In the data that follows, count each line holding the string "Equipment"; answer with the number only.
┌────────
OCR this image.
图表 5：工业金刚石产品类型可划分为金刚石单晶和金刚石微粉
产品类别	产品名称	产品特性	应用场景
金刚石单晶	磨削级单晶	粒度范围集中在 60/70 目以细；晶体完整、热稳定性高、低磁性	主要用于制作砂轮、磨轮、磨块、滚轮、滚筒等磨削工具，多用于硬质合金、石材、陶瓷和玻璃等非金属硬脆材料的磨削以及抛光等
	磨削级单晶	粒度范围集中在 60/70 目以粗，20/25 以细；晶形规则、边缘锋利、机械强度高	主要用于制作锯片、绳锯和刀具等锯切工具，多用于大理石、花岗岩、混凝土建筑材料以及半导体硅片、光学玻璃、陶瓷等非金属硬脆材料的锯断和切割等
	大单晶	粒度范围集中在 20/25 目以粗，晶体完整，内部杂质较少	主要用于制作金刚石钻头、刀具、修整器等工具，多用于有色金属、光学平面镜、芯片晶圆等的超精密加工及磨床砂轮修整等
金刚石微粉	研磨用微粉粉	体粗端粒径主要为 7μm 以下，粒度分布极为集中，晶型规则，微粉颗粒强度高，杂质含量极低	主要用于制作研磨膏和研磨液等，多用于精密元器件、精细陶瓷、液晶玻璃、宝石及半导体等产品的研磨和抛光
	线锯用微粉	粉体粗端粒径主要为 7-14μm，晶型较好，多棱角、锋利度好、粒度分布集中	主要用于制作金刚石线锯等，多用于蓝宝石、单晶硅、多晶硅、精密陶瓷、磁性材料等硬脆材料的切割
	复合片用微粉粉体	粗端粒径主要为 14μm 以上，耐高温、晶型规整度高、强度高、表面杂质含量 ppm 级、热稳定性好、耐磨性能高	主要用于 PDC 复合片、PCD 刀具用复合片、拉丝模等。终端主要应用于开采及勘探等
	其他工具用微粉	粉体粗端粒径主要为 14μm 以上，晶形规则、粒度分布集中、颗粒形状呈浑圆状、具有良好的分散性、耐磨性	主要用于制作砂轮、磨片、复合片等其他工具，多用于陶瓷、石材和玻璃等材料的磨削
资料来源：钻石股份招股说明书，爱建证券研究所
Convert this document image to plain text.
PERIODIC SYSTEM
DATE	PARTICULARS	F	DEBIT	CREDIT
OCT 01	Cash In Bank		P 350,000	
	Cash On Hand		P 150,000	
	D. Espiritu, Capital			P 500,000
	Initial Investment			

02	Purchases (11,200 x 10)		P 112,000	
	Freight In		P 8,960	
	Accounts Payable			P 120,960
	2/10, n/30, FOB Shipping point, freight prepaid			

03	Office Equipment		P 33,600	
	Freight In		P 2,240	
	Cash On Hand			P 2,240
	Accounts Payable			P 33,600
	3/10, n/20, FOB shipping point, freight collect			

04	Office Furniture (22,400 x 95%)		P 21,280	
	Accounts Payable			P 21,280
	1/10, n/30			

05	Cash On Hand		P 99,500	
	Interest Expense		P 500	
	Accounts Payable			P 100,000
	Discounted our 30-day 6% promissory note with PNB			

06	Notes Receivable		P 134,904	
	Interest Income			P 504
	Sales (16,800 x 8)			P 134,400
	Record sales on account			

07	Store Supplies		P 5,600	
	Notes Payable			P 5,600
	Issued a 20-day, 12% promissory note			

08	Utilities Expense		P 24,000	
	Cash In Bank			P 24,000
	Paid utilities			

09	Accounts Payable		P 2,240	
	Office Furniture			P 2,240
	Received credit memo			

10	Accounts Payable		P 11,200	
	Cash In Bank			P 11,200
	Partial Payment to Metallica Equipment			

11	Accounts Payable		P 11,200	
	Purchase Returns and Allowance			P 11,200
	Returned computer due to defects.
└────────
Solution to the exercise -
2